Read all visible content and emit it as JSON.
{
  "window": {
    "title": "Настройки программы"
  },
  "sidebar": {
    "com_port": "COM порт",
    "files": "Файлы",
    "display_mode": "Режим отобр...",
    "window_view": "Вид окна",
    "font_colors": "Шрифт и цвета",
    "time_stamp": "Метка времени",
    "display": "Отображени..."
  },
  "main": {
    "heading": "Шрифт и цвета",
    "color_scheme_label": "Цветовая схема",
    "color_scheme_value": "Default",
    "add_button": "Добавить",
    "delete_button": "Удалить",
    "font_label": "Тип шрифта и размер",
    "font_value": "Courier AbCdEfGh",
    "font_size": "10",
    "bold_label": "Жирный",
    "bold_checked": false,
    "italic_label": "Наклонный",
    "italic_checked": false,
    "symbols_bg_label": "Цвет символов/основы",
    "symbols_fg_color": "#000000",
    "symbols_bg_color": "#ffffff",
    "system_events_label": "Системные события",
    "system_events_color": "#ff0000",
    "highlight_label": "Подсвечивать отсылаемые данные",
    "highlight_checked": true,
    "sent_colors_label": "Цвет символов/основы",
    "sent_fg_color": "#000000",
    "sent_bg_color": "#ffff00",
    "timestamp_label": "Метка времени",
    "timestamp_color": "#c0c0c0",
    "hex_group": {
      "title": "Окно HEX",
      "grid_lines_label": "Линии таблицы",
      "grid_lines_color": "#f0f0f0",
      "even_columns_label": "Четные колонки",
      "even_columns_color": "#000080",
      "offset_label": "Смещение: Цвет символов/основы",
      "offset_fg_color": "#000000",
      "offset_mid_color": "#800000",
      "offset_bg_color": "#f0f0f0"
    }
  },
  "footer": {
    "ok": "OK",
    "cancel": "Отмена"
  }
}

> **EXERCISE BRIEF**: Copy all of the data exactly.

> **TASK RESPONSE**:
Read all visible content and emit it as JSON.
{
  "window": {
    "title": "Настройки программы"
  },
  "sidebar": {
    "com_port": "COM порт",
    "files": "Файлы",
    "display_mode": "Режим отобр...",
    "window_view": "Вид окна",
    "font_colors": "Шрифт и цвета",
    "time_stamp": "Метка времени",
    "display": "Отображени..."
  },
  "main": {
    "heading": "Шрифт и цвета",
    "color_scheme_label": "Цветовая схема",
    "color_scheme_value": "Default",
    "add_button": "Добавить",
    "delete_button": "Удалить",
    "font_label": "Тип шрифта и размер",
    "font_value": "Courier AbCdEfGh",
    "font_size": "10",
    "bold_label": "Жирный",
    "bold_checked": false,
    "italic_label": "Наклонный",
    "italic_checked": false,
    "symbols_bg_label": "Цвет символов/основы",
    "symbols_fg_color": "#000000",
    "symbols_bg_color": "#ffffff",
    "system_events_label": "Системные события",
    "system_events_color": "#ff0000",
    "highlight_label": "Подсвечивать отсылаемые данные",
    "highlight_checked": true,
    "sent_colors_label": "Цвет символов/основы",
    "sent_fg_color": "#000000",
    "sent_bg_color": "#ffff00",
    "timestamp_label": "Метка времени",
    "timestamp_color": "#c0c0c0",
    "hex_group": {
      "title": "Окно HEX",
      "grid_lines_label": "Линии таблицы",
      "grid_lines_color": "#f0f0f0",
      "even_columns_label": "Четные колонки",
      "even_columns_color": "#000080",
      "offset_label": "Смещение: Цвет символов/основы",
      "offset_fg_color": "#000000",
      "offset_mid_color": "#800000",
      "offset_bg_color": "#f0f0f0"
    }
  },
  "footer": {
    "ok": "OK",
    "cancel": "Отмена"
  }
}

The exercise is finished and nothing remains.